## begin DATA SECTION

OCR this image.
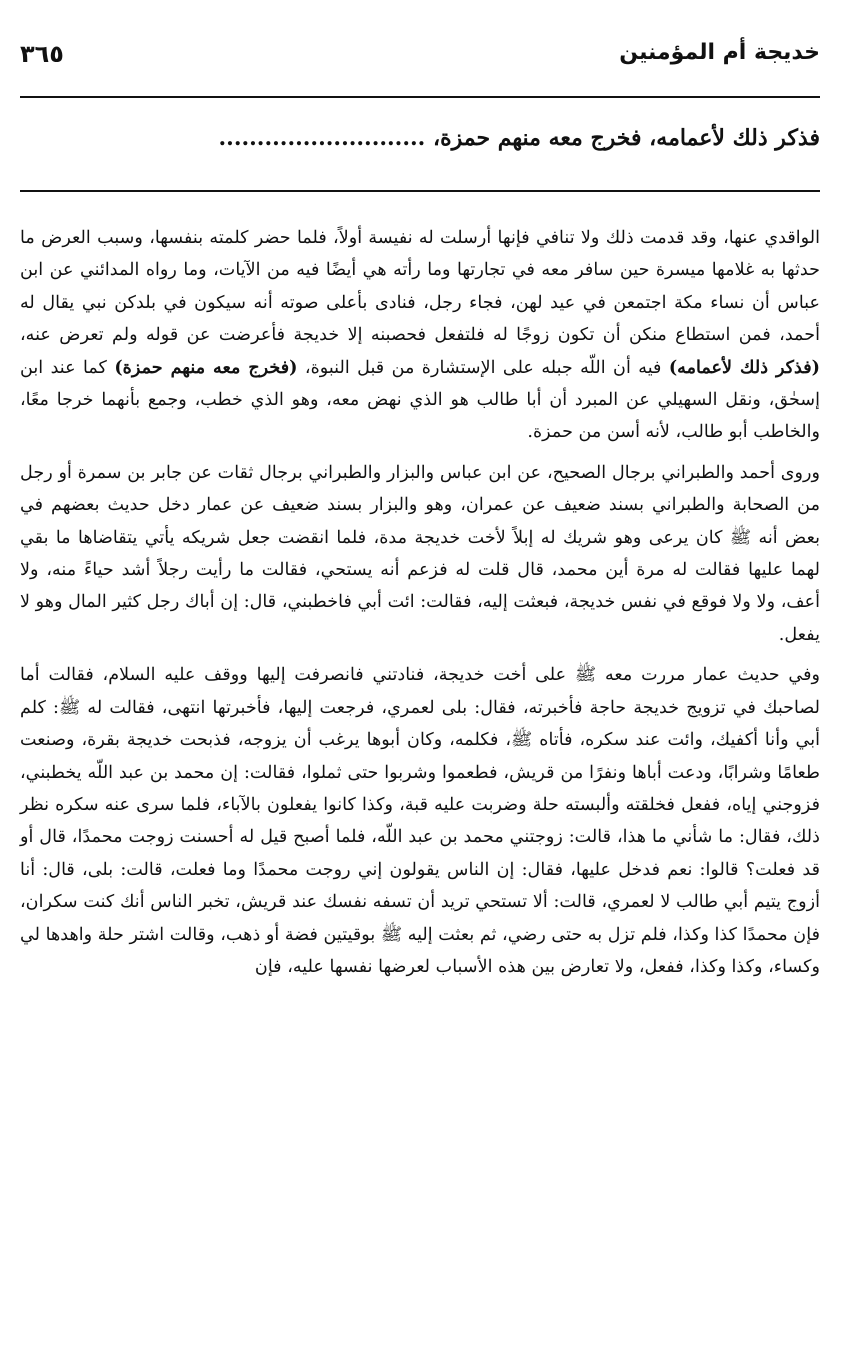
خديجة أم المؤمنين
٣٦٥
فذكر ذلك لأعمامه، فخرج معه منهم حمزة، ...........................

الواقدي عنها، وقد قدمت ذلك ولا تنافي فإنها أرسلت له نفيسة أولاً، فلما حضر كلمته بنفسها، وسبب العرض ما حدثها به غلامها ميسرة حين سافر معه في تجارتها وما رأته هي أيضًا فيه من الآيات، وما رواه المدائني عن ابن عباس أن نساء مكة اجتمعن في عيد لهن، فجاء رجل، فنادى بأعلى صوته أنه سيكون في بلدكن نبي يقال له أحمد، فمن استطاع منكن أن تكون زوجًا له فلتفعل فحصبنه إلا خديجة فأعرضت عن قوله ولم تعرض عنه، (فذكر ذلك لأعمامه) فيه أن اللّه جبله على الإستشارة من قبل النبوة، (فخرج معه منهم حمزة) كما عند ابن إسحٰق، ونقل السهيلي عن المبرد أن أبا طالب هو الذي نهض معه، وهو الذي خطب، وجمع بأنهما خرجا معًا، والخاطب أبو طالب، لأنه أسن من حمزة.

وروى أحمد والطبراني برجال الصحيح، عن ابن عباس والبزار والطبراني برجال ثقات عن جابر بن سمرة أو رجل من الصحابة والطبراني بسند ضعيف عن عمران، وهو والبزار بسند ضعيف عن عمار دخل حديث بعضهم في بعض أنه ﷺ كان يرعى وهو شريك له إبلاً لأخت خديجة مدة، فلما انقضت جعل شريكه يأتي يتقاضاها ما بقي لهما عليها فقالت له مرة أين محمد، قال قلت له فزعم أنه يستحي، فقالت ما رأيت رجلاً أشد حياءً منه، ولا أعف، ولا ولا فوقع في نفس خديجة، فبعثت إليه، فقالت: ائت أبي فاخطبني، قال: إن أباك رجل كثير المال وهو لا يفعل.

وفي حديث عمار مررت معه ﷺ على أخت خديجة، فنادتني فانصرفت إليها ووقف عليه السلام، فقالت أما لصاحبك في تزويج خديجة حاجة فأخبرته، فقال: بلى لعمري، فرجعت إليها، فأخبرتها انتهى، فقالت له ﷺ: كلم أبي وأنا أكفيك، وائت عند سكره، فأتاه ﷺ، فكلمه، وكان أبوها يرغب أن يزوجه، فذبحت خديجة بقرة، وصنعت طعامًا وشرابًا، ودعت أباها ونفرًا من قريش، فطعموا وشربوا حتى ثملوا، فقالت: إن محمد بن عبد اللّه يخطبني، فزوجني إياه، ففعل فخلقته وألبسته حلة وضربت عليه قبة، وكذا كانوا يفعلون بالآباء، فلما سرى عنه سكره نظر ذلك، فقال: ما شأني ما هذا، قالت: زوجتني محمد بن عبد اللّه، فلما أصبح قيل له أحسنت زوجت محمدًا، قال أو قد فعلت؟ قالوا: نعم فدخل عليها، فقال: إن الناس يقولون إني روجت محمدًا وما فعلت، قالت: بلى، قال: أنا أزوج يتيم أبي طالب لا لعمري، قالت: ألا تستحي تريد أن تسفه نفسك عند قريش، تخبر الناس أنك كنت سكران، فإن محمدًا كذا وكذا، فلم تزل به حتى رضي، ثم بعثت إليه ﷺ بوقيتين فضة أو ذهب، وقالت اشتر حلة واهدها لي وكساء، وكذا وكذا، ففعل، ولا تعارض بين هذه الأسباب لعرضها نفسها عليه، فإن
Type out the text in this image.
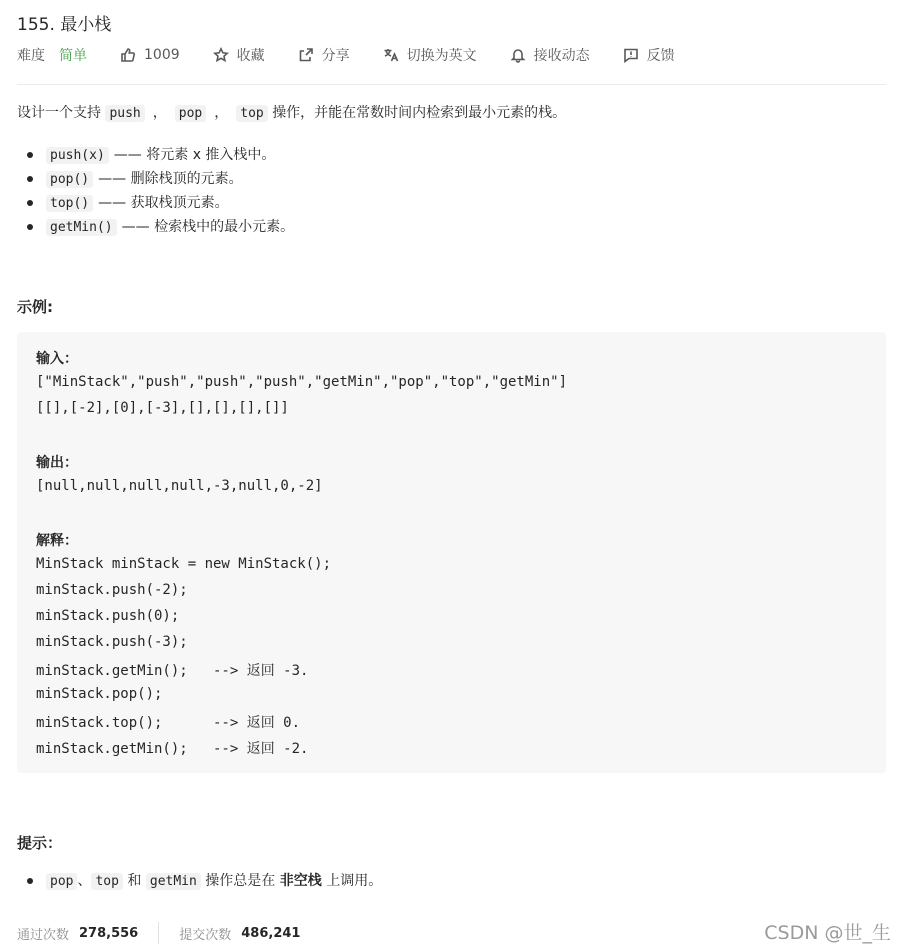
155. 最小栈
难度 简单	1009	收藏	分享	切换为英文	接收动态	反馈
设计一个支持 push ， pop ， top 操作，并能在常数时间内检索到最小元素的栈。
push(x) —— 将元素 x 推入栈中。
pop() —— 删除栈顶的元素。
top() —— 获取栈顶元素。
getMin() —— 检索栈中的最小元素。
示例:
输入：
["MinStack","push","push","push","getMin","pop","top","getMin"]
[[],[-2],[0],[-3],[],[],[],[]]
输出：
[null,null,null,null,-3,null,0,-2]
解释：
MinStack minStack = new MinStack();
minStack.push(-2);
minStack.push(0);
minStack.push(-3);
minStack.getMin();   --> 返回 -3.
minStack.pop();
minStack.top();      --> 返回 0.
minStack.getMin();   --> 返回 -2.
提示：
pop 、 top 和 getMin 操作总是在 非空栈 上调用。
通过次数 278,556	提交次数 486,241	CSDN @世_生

## end DATA SECTION

▶ _OBJECTIVE_: Without including the pictures, return each record above exactly as it stands.

▶ _REPLY TO THE EXERCISE_:
OCR this image.
خديجة أم المؤمنين
٣٦٥
فذكر ذلك لأعمامه، فخرج معه منهم حمزة، ...........................

الواقدي عنها، وقد قدمت ذلك ولا تنافي فإنها أرسلت له نفيسة أولاً، فلما حضر كلمته بنفسها، وسبب العرض ما حدثها به غلامها ميسرة حين سافر معه في تجارتها وما رأته هي أيضًا فيه من الآيات، وما رواه المدائني عن ابن عباس أن نساء مكة اجتمعن في عيد لهن، فجاء رجل، فنادى بأعلى صوته أنه سيكون في بلدكن نبي يقال له أحمد، فمن استطاع منكن أن تكون زوجًا له فلتفعل فحصبنه إلا خديجة فأعرضت عن قوله ولم تعرض عنه، (فذكر ذلك لأعمامه) فيه أن اللّه جبله على الإستشارة من قبل النبوة، (فخرج معه منهم حمزة) كما عند ابن إسحٰق، ونقل السهيلي عن المبرد أن أبا طالب هو الذي نهض معه، وهو الذي خطب، وجمع بأنهما خرجا معًا، والخاطب أبو طالب، لأنه أسن من حمزة.

وروى أحمد والطبراني برجال الصحيح، عن ابن عباس والبزار والطبراني برجال ثقات عن جابر بن سمرة أو رجل من الصحابة والطبراني بسند ضعيف عن عمران، وهو والبزار بسند ضعيف عن عمار دخل حديث بعضهم في بعض أنه ﷺ كان يرعى وهو شريك له إبلاً لأخت خديجة مدة، فلما انقضت جعل شريكه يأتي يتقاضاها ما بقي لهما عليها فقالت له مرة أين محمد، قال قلت له فزعم أنه يستحي، فقالت ما رأيت رجلاً أشد حياءً منه، ولا أعف، ولا ولا فوقع في نفس خديجة، فبعثت إليه، فقالت: ائت أبي فاخطبني، قال: إن أباك رجل كثير المال وهو لا يفعل.

وفي حديث عمار مررت معه ﷺ على أخت خديجة، فنادتني فانصرفت إليها ووقف عليه السلام، فقالت أما لصاحبك في تزويج خديجة حاجة فأخبرته، فقال: بلى لعمري، فرجعت إليها، فأخبرتها انتهى، فقالت له ﷺ: كلم أبي وأنا أكفيك، وائت عند سكره، فأتاه ﷺ، فكلمه، وكان أبوها يرغب أن يزوجه، فذبحت خديجة بقرة، وصنعت طعامًا وشرابًا، ودعت أباها ونفرًا من قريش، فطعموا وشربوا حتى ثملوا، فقالت: إن محمد بن عبد اللّه يخطبني، فزوجني إياه، ففعل فخلقته وألبسته حلة وضربت عليه قبة، وكذا كانوا يفعلون بالآباء، فلما سرى عنه سكره نظر ذلك، فقال: ما شأني ما هذا، قالت: زوجتني محمد بن عبد اللّه، فلما أصبح قيل له أحسنت زوجت محمدًا، قال أو قد فعلت؟ قالوا: نعم فدخل عليها، فقال: إن الناس يقولون إني روجت محمدًا وما فعلت، قالت: بلى، قال: أنا أزوج يتيم أبي طالب لا لعمري، قالت: ألا تستحي تريد أن تسفه نفسك عند قريش، تخبر الناس أنك كنت سكران، فإن محمدًا كذا وكذا، فلم تزل به حتى رضي، ثم بعثت إليه ﷺ بوقيتين فضة أو ذهب، وقالت اشتر حلة واهدها لي وكساء، وكذا وكذا، ففعل، ولا تعارض بين هذه الأسباب لعرضها نفسها عليه، فإن
Type out the text in this image.
155. 最小栈
难度 简单	1009	收藏	分享	切换为英文	接收动态	反馈
设计一个支持 push ， pop ， top 操作，并能在常数时间内检索到最小元素的栈。
push(x) —— 将元素 x 推入栈中。
pop() —— 删除栈顶的元素。
top() —— 获取栈顶元素。
getMin() —— 检索栈中的最小元素。
示例:
输入：
["MinStack","push","push","push","getMin","pop","top","getMin"]
[[],[-2],[0],[-3],[],[],[],[]]
输出：
[null,null,null,null,-3,null,0,-2]
解释：
MinStack minStack = new MinStack();
minStack.push(-2);
minStack.push(0);
minStack.push(-3);
minStack.getMin();   --> 返回 -3.
minStack.pop();
minStack.top();      --> 返回 0.
minStack.getMin();   --> 返回 -2.
提示：
pop 、 top 和 getMin 操作总是在 非空栈 上调用。
通过次数 278,556	提交次数 486,241	CSDN @世_生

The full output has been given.